Output the entries word for word. Omit images.

[begin LISTED ENTRIES]

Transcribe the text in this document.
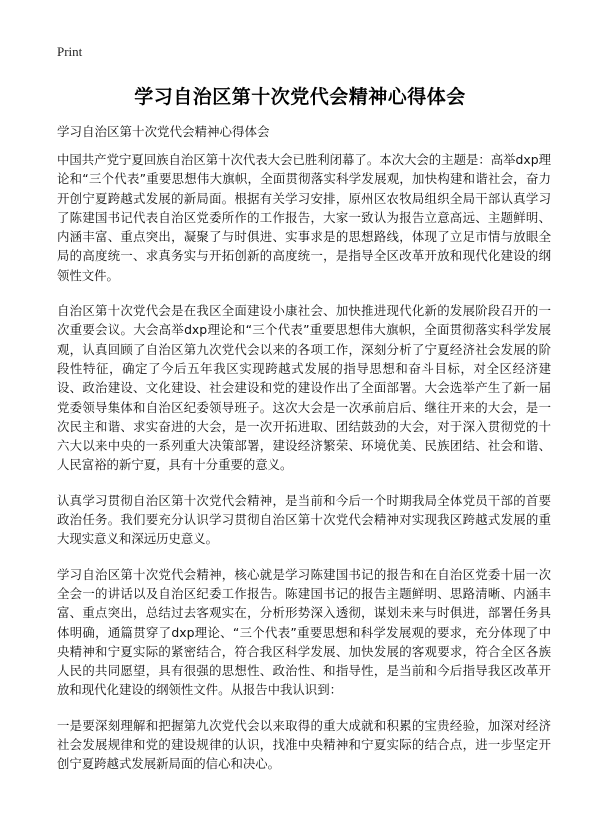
Print
学习自治区第十次党代会精神心得体会

学习自治区第十次党代会精神心得体会

中国共产党宁夏回族自治区第十次代表大会已胜利闭幕了。本次大会的主题是：高举dxp理论和“三个代表”重要思想伟大旗帜，全面贯彻落实科学发展观，加快构建和谐社会，奋力开创宁夏跨越式发展的新局面。根据有关学习安排，原州区农牧局组织全局干部认真学习了陈建国书记代表自治区党委所作的工作报告，大家一致认为报告立意高远、主题鲜明、内涵丰富、重点突出，凝聚了与时俱进、实事求是的思想路线，体现了立足市情与放眼全局的高度统一、求真务实与开拓创新的高度统一，是指导全区改革开放和现代化建设的纲领性文件。

自治区第十次党代会是在我区全面建设小康社会、加快推进现代化新的发展阶段召开的一次重要会议。大会高举dxp理论和“三个代表”重要思想伟大旗帜，全面贯彻落实科学发展观，认真回顾了自治区第九次党代会以来的各项工作，深刻分析了宁夏经济社会发展的阶段性特征，确定了今后五年我区实现跨越式发展的指导思想和奋斗目标，对全区经济建设、政治建设、文化建设、社会建设和党的建设作出了全面部署。大会选举产生了新一届党委领导集体和自治区纪委领导班子。这次大会是一次承前启后、继往开来的大会，是一次民主和谐、求实奋进的大会，是一次开拓进取、团结鼓劲的大会，对于深入贯彻党的十六大以来中央的一系列重大决策部署，建设经济繁荣、环境优美、民族团结、社会和谐、人民富裕的新宁夏，具有十分重要的意义。

认真学习贯彻自治区第十次党代会精神，是当前和今后一个时期我局全体党员干部的首要政治任务。我们要充分认识学习贯彻自治区第十次党代会精神对实现我区跨越式发展的重大现实意义和深远历史意义。

学习自治区第十次党代会精神，核心就是学习陈建国书记的报告和在自治区党委十届一次全会一的讲话以及自治区纪委工作报告。陈建国书记的报告主题鲜明、思路清晰、内涵丰富、重点突出，总结过去客观实在，分析形势深入透彻，谋划未来与时俱进，部署任务具体明确，通篇贯穿了dxp理论、“三个代表”重要思想和科学发展观的要求，充分体现了中央精神和宁夏实际的紧密结合，符合我区科学发展、加快发展的客观要求，符合全区各族人民的共同愿望，具有很强的思想性、政治性、和指导性，是当前和今后指导我区改革开放和现代化建设的纲领性文件。从报告中我认识到：

一是要深刻理解和把握第九次党代会以来取得的重大成就和积累的宝贵经验，加深对经济社会发展规律和党的建设规律的认识，找准中央精神和宁夏实际的结合点，进一步坚定开创宁夏跨越式发展新局面的信心和决心。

[end LISTED ENTRIES]

== REPLY ==
Transcribe the text in this document.
Print
学习自治区第十次党代会精神心得体会

学习自治区第十次党代会精神心得体会

中国共产党宁夏回族自治区第十次代表大会已胜利闭幕了。本次大会的主题是：高举dxp理论和“三个代表”重要思想伟大旗帜，全面贯彻落实科学发展观，加快构建和谐社会，奋力开创宁夏跨越式发展的新局面。根据有关学习安排，原州区农牧局组织全局干部认真学习了陈建国书记代表自治区党委所作的工作报告，大家一致认为报告立意高远、主题鲜明、内涵丰富、重点突出，凝聚了与时俱进、实事求是的思想路线，体现了立足市情与放眼全局的高度统一、求真务实与开拓创新的高度统一，是指导全区改革开放和现代化建设的纲领性文件。

自治区第十次党代会是在我区全面建设小康社会、加快推进现代化新的发展阶段召开的一次重要会议。大会高举dxp理论和“三个代表”重要思想伟大旗帜，全面贯彻落实科学发展观，认真回顾了自治区第九次党代会以来的各项工作，深刻分析了宁夏经济社会发展的阶段性特征，确定了今后五年我区实现跨越式发展的指导思想和奋斗目标，对全区经济建设、政治建设、文化建设、社会建设和党的建设作出了全面部署。大会选举产生了新一届党委领导集体和自治区纪委领导班子。这次大会是一次承前启后、继往开来的大会，是一次民主和谐、求实奋进的大会，是一次开拓进取、团结鼓劲的大会，对于深入贯彻党的十六大以来中央的一系列重大决策部署，建设经济繁荣、环境优美、民族团结、社会和谐、人民富裕的新宁夏，具有十分重要的意义。

认真学习贯彻自治区第十次党代会精神，是当前和今后一个时期我局全体党员干部的首要政治任务。我们要充分认识学习贯彻自治区第十次党代会精神对实现我区跨越式发展的重大现实意义和深远历史意义。

学习自治区第十次党代会精神，核心就是学习陈建国书记的报告和在自治区党委十届一次全会一的讲话以及自治区纪委工作报告。陈建国书记的报告主题鲜明、思路清晰、内涵丰富、重点突出，总结过去客观实在，分析形势深入透彻，谋划未来与时俱进，部署任务具体明确，通篇贯穿了dxp理论、“三个代表”重要思想和科学发展观的要求，充分体现了中央精神和宁夏实际的紧密结合，符合我区科学发展、加快发展的客观要求，符合全区各族人民的共同愿望，具有很强的思想性、政治性、和指导性，是当前和今后指导我区改革开放和现代化建设的纲领性文件。从报告中我认识到：

一是要深刻理解和把握第九次党代会以来取得的重大成就和积累的宝贵经验，加深对经济社会发展规律和党的建设规律的认识，找准中央精神和宁夏实际的结合点，进一步坚定开创宁夏跨越式发展新局面的信心和决心。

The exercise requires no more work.